The task:
Records follow. Pull out every line that contains "text".

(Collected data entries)

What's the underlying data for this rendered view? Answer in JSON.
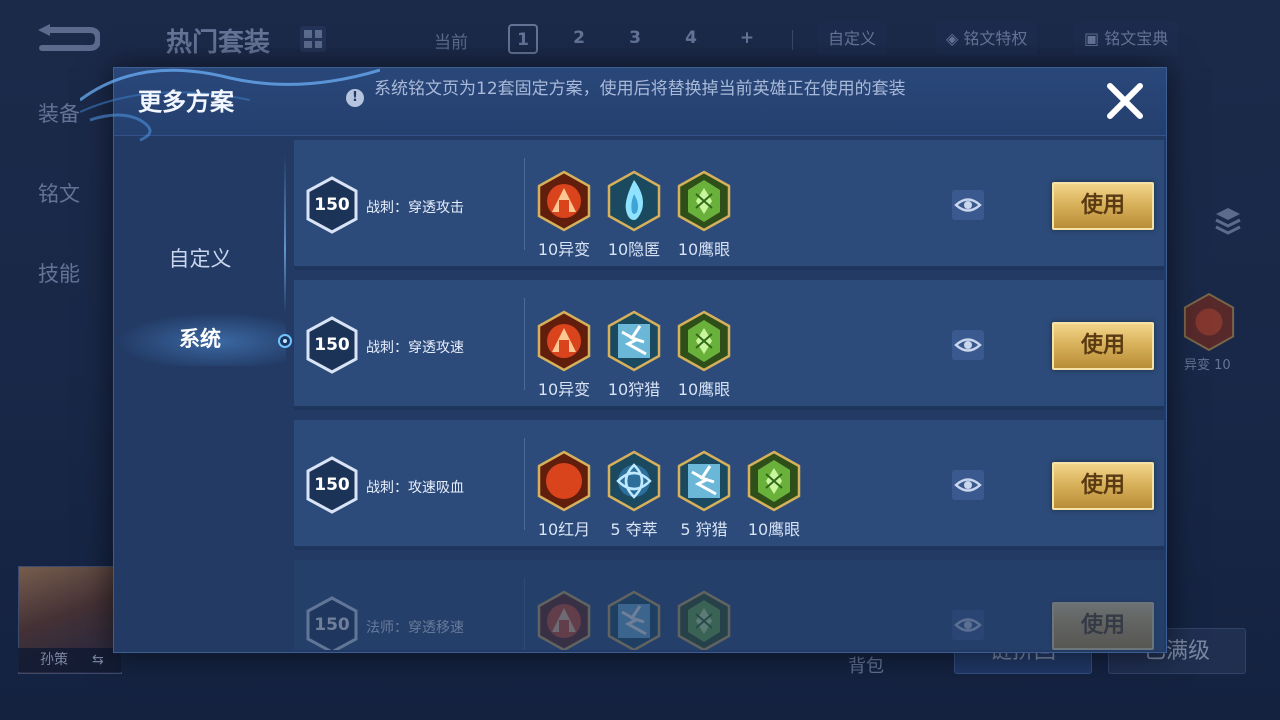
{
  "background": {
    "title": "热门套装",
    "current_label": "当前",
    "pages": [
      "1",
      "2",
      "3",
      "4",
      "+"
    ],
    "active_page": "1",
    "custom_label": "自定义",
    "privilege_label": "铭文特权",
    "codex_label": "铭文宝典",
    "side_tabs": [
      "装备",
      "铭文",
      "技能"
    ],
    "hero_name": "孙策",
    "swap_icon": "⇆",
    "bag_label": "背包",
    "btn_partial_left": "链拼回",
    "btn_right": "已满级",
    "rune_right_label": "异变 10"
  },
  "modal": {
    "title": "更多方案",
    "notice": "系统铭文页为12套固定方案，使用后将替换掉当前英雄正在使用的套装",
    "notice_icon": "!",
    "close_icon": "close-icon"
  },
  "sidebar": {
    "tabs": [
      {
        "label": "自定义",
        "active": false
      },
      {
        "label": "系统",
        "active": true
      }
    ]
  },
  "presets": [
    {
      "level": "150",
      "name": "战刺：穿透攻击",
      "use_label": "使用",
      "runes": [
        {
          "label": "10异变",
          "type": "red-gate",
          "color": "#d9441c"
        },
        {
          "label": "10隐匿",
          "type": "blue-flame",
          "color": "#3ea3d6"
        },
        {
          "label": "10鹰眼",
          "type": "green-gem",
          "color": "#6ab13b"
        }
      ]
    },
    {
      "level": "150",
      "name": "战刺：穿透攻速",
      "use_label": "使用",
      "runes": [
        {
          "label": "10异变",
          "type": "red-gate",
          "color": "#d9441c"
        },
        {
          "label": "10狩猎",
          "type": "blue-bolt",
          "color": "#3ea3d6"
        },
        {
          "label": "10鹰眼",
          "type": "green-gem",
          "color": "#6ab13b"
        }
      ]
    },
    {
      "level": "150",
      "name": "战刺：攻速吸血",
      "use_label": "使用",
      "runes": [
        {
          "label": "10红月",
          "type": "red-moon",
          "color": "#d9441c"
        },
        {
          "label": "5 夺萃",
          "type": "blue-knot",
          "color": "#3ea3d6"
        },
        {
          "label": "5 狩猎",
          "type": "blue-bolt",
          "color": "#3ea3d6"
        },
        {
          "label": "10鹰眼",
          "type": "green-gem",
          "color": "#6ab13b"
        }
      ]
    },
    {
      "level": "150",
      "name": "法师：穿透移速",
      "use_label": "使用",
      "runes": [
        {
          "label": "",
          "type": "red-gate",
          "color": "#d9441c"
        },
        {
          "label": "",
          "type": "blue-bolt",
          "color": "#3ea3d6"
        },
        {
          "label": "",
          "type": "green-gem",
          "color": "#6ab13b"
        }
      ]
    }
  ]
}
...
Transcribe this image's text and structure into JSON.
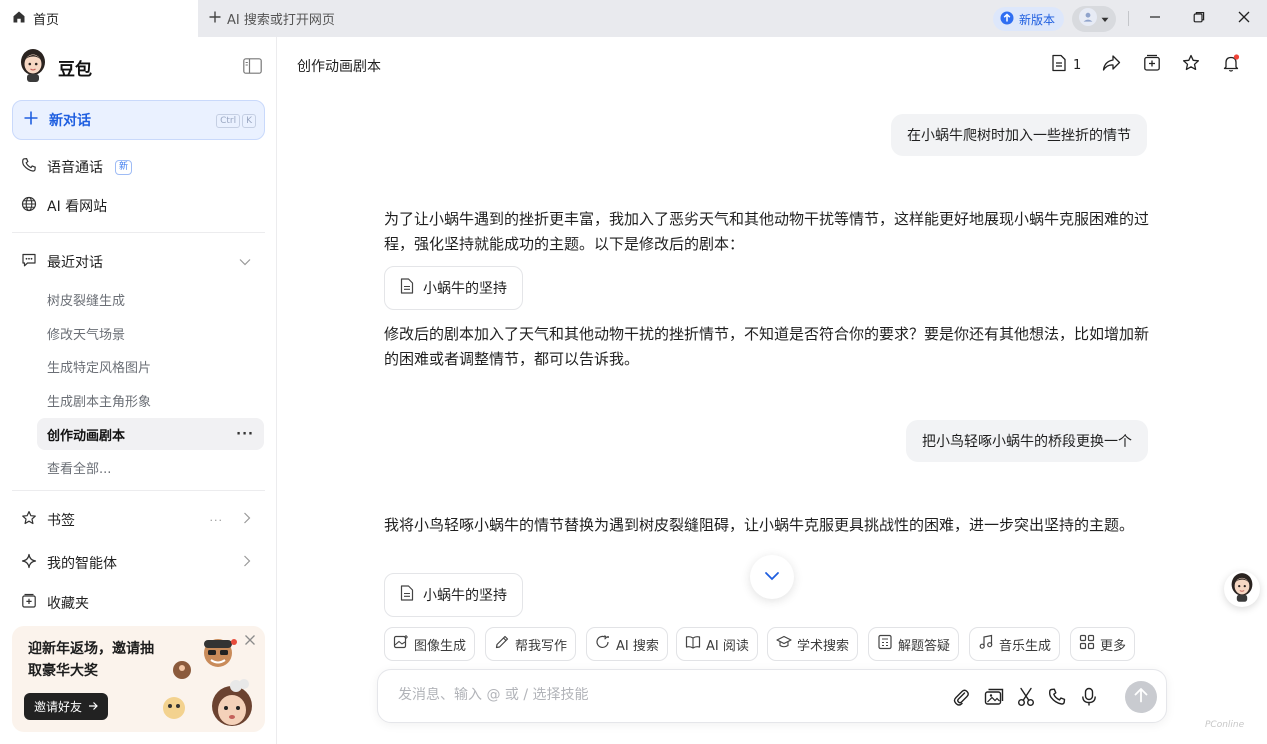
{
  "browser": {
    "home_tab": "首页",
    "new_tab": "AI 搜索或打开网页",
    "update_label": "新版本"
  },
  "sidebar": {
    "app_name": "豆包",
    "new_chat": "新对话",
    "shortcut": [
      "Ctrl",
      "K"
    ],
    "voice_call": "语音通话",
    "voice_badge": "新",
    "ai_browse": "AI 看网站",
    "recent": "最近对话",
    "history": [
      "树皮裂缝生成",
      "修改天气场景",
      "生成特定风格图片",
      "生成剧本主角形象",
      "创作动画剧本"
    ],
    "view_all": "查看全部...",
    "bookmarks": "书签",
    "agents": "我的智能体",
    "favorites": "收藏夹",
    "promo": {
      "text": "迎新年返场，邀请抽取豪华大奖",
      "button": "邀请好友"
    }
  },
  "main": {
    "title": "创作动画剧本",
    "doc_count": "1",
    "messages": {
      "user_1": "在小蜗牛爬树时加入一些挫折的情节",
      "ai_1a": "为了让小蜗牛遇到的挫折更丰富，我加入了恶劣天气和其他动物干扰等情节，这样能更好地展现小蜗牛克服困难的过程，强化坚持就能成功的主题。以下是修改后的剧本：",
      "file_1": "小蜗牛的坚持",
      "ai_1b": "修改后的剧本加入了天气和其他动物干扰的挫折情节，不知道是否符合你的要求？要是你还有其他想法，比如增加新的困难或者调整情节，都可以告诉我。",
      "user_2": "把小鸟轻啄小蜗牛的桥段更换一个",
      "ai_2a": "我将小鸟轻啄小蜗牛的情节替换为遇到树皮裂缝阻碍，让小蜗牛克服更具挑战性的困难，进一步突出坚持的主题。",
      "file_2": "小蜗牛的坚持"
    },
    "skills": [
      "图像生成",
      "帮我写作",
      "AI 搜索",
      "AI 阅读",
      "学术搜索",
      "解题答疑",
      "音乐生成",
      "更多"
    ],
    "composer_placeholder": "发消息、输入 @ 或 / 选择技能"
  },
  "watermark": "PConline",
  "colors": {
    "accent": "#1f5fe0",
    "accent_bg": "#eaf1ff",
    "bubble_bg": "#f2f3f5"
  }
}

Solution to the problem:
Transcribe this image's text and structure into JSON.
      "text": "迎新年返场，邀请抽取豪华大奖",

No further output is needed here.